__Brief__:
Every line of the records must be repeated exactly; pictures stay out.

__Provided records__:
****************************************

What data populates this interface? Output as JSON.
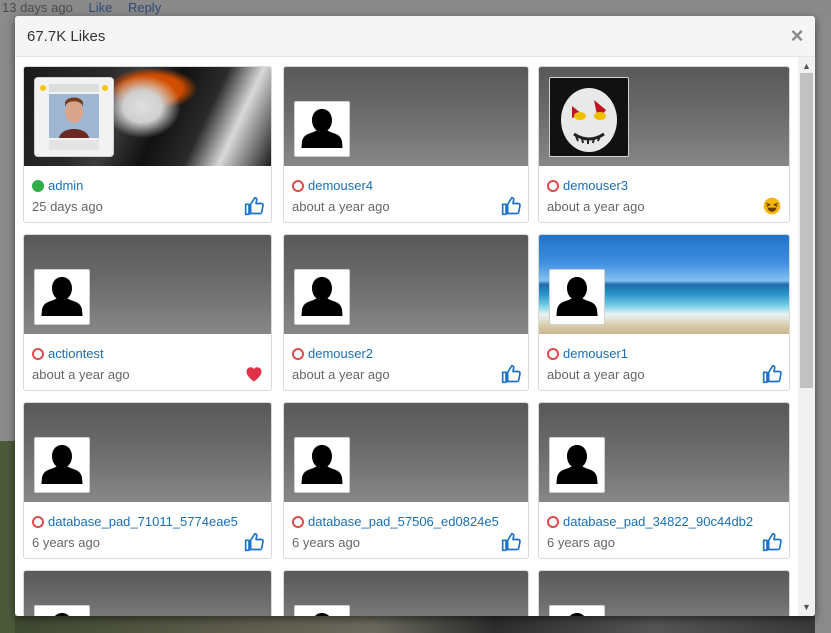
{
  "background": {
    "top_text": "13 days ago",
    "like_link": "Like",
    "reply_link": "Reply"
  },
  "modal": {
    "title": "67.7K Likes",
    "close_label": "×"
  },
  "likes": [
    {
      "username": "admin",
      "time": "25 days ago",
      "online": true,
      "reaction": "like-icon",
      "cover": "anime",
      "avatar": "photo"
    },
    {
      "username": "demouser4",
      "time": "about a year ago",
      "online": false,
      "reaction": "like-icon",
      "cover": "default",
      "avatar": "default"
    },
    {
      "username": "demouser3",
      "time": "about a year ago",
      "online": false,
      "reaction": "laugh-icon",
      "cover": "default",
      "avatar": "mask"
    },
    {
      "username": "actiontest",
      "time": "about a year ago",
      "online": false,
      "reaction": "heart-icon",
      "cover": "default",
      "avatar": "default"
    },
    {
      "username": "demouser2",
      "time": "about a year ago",
      "online": false,
      "reaction": "like-icon",
      "cover": "default",
      "avatar": "default"
    },
    {
      "username": "demouser1",
      "time": "about a year ago",
      "online": false,
      "reaction": "like-icon",
      "cover": "beach",
      "avatar": "default"
    },
    {
      "username": "database_pad_71011_5774eae5",
      "time": "6 years ago",
      "online": false,
      "reaction": "like-icon",
      "cover": "default",
      "avatar": "default"
    },
    {
      "username": "database_pad_57506_ed0824e5",
      "time": "6 years ago",
      "online": false,
      "reaction": "like-icon",
      "cover": "default",
      "avatar": "default"
    },
    {
      "username": "database_pad_34822_90c44db2",
      "time": "6 years ago",
      "online": false,
      "reaction": "like-icon",
      "cover": "default",
      "avatar": "default"
    }
  ],
  "colors": {
    "link": "#1a6fb5",
    "online": "#2fae4a",
    "offline": "#e04a4a",
    "like": "#1a73c9",
    "heart": "#e0334a",
    "laugh": "#f5b50a"
  }
}
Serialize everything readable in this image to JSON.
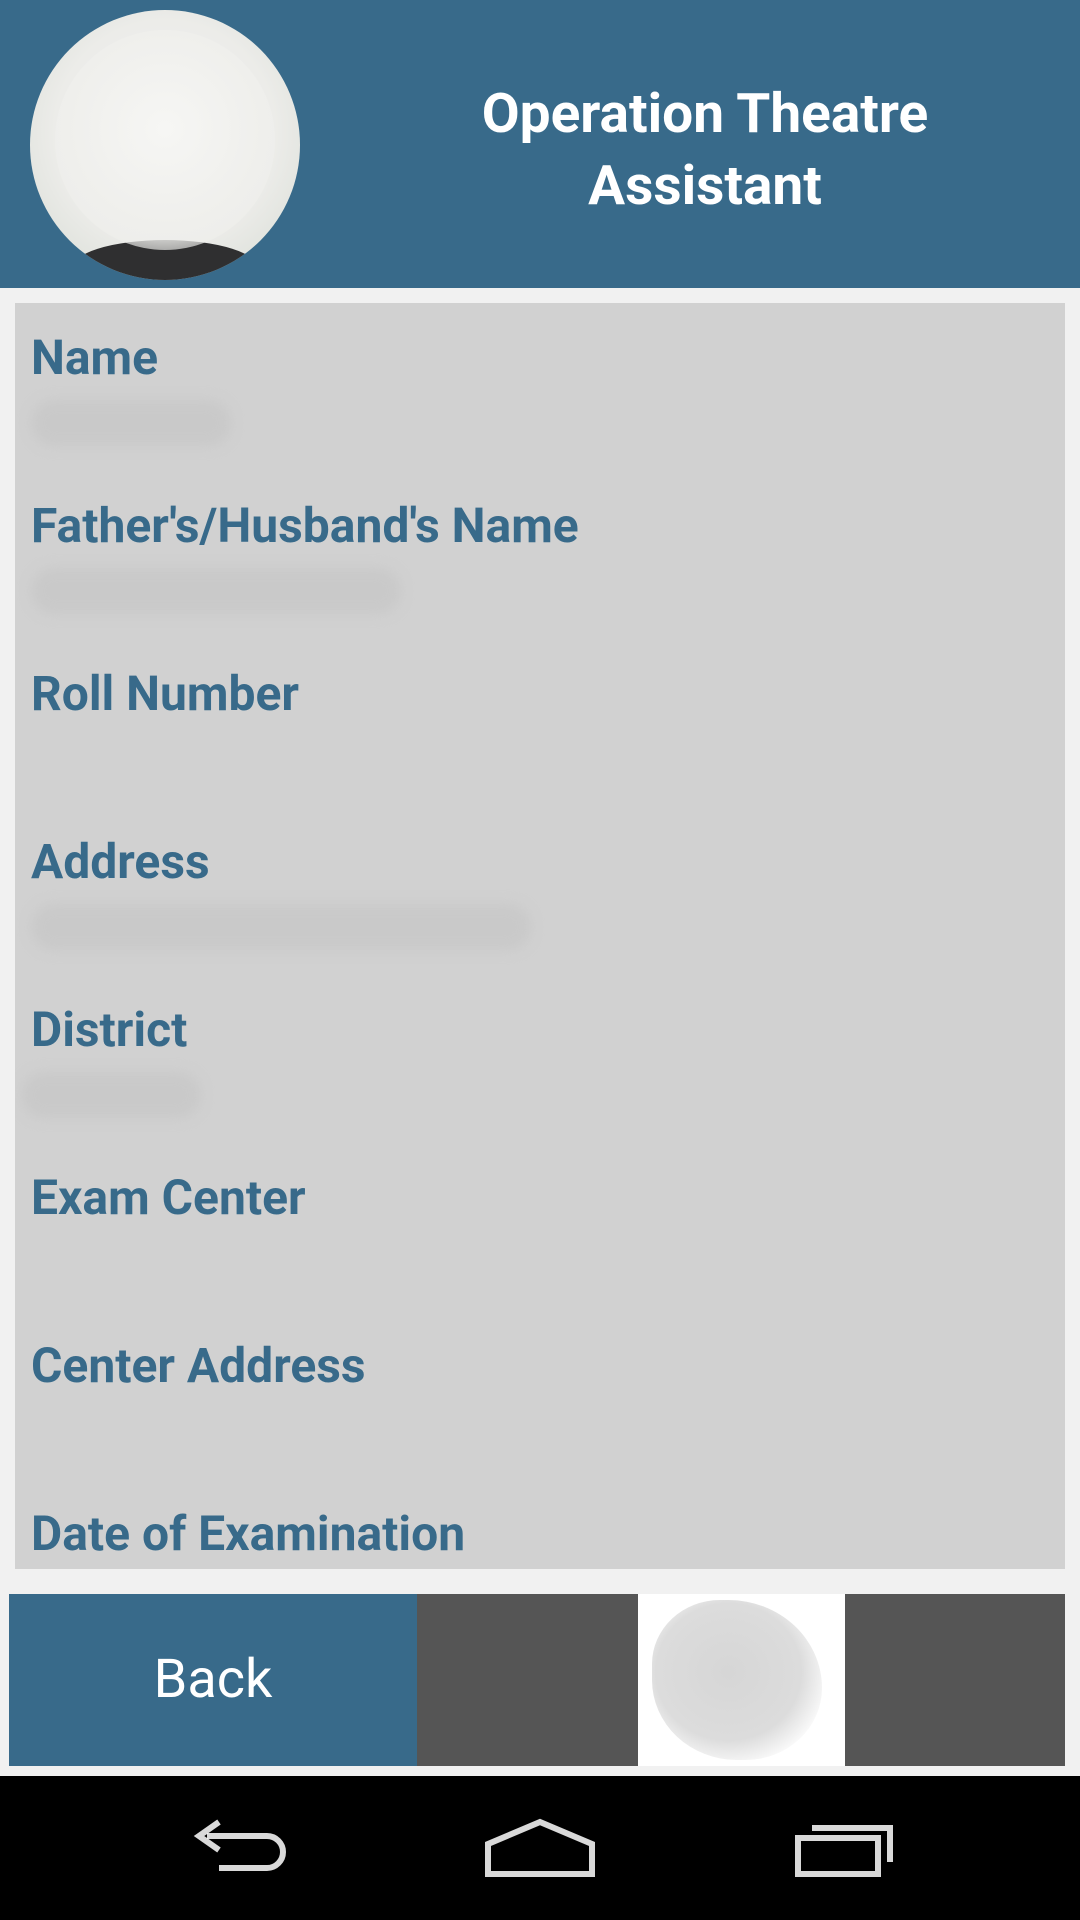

****************************************

__Exercise answer__:
What data populates this interface? Output as JSON.
{
  "background": {
    "top_text": "13 days ago",
    "like_link": "Like",
    "reply_link": "Reply"
  },
  "modal": {
    "title": "67.7K Likes",
    "close_label": "×"
  },
  "likes": [
    {
      "username": "admin",
      "time": "25 days ago",
      "online": true,
      "reaction": "like-icon",
      "cover": "anime",
      "avatar": "photo"
    },
    {
      "username": "demouser4",
      "time": "about a year ago",
      "online": false,
      "reaction": "like-icon",
      "cover": "default",
      "avatar": "default"
    },
    {
      "username": "demouser3",
      "time": "about a year ago",
      "online": false,
      "reaction": "laugh-icon",
      "cover": "default",
      "avatar": "mask"
    },
    {
      "username": "actiontest",
      "time": "about a year ago",
      "online": false,
      "reaction": "heart-icon",
      "cover": "default",
      "avatar": "default"
    },
    {
      "username": "demouser2",
      "time": "about a year ago",
      "online": false,
      "reaction": "like-icon",
      "cover": "default",
      "avatar": "default"
    },
    {
      "username": "demouser1",
      "time": "about a year ago",
      "online": false,
      "reaction": "like-icon",
      "cover": "beach",
      "avatar": "default"
    },
    {
      "username": "database_pad_71011_5774eae5",
      "time": "6 years ago",
      "online": false,
      "reaction": "like-icon",
      "cover": "default",
      "avatar": "default"
    },
    {
      "username": "database_pad_57506_ed0824e5",
      "time": "6 years ago",
      "online": false,
      "reaction": "like-icon",
      "cover": "default",
      "avatar": "default"
    },
    {
      "username": "database_pad_34822_90c44db2",
      "time": "6 years ago",
      "online": false,
      "reaction": "like-icon",
      "cover": "default",
      "avatar": "default"
    }
  ],
  "colors": {
    "link": "#1a6fb5",
    "online": "#2fae4a",
    "offline": "#e04a4a",
    "like": "#1a73c9",
    "heart": "#e0334a",
    "laugh": "#f5b50a"
  }
}
Serialize everything readable in this image to JSON.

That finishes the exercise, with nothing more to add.